WORK INSTRUCTIONS:
Write out the listing exactly as it is given.

RECORD EXTRACTS:
"""
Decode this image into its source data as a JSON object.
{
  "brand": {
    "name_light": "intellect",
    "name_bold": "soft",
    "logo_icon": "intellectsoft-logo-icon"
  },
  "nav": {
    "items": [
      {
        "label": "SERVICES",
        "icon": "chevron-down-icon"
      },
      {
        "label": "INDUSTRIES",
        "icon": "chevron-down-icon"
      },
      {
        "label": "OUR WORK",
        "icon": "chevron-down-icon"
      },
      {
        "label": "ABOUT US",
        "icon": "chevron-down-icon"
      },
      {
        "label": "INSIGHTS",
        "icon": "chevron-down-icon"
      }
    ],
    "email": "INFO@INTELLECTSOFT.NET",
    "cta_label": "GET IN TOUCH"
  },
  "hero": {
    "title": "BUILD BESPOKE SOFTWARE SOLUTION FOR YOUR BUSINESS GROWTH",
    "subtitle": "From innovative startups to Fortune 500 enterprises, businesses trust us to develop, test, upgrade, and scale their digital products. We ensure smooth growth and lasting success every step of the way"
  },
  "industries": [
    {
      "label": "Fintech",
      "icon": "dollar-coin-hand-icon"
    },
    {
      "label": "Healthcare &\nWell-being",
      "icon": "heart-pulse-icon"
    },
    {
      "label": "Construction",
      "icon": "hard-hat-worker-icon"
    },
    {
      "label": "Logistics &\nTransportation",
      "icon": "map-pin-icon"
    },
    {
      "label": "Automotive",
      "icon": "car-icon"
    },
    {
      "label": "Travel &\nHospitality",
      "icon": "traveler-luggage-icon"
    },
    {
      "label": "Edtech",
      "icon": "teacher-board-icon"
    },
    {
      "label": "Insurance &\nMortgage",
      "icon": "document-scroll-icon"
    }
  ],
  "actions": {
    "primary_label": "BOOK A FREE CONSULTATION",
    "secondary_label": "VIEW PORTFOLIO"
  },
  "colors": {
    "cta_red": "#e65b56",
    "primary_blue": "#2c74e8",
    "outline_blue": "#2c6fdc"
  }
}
"""
EXERCISE OUTPUT:
Decode this image into its source data as a JSON object.
{
  "brand": {
    "name_light": "intellect",
    "name_bold": "soft",
    "logo_icon": "intellectsoft-logo-icon"
  },
  "nav": {
    "items": [
      {
        "label": "SERVICES",
        "icon": "chevron-down-icon"
      },
      {
        "label": "INDUSTRIES",
        "icon": "chevron-down-icon"
      },
      {
        "label": "OUR WORK",
        "icon": "chevron-down-icon"
      },
      {
        "label": "ABOUT US",
        "icon": "chevron-down-icon"
      },
      {
        "label": "INSIGHTS",
        "icon": "chevron-down-icon"
      }
    ],
    "email": "INFO@INTELLECTSOFT.NET",
    "cta_label": "GET IN TOUCH"
  },
  "hero": {
    "title": "BUILD BESPOKE SOFTWARE SOLUTION FOR YOUR BUSINESS GROWTH",
    "subtitle": "From innovative startups to Fortune 500 enterprises, businesses trust us to develop, test, upgrade, and scale their digital products. We ensure smooth growth and lasting success every step of the way"
  },
  "industries": [
    {
      "label": "Fintech",
      "icon": "dollar-coin-hand-icon"
    },
    {
      "label": "Healthcare &\nWell-being",
      "icon": "heart-pulse-icon"
    },
    {
      "label": "Construction",
      "icon": "hard-hat-worker-icon"
    },
    {
      "label": "Logistics &\nTransportation",
      "icon": "map-pin-icon"
    },
    {
      "label": "Automotive",
      "icon": "car-icon"
    },
    {
      "label": "Travel &\nHospitality",
      "icon": "traveler-luggage-icon"
    },
    {
      "label": "Edtech",
      "icon": "teacher-board-icon"
    },
    {
      "label": "Insurance &\nMortgage",
      "icon": "document-scroll-icon"
    }
  ],
  "actions": {
    "primary_label": "BOOK A FREE CONSULTATION",
    "secondary_label": "VIEW PORTFOLIO"
  },
  "colors": {
    "cta_red": "#e65b56",
    "primary_blue": "#2c74e8",
    "outline_blue": "#2c6fdc"
  }
}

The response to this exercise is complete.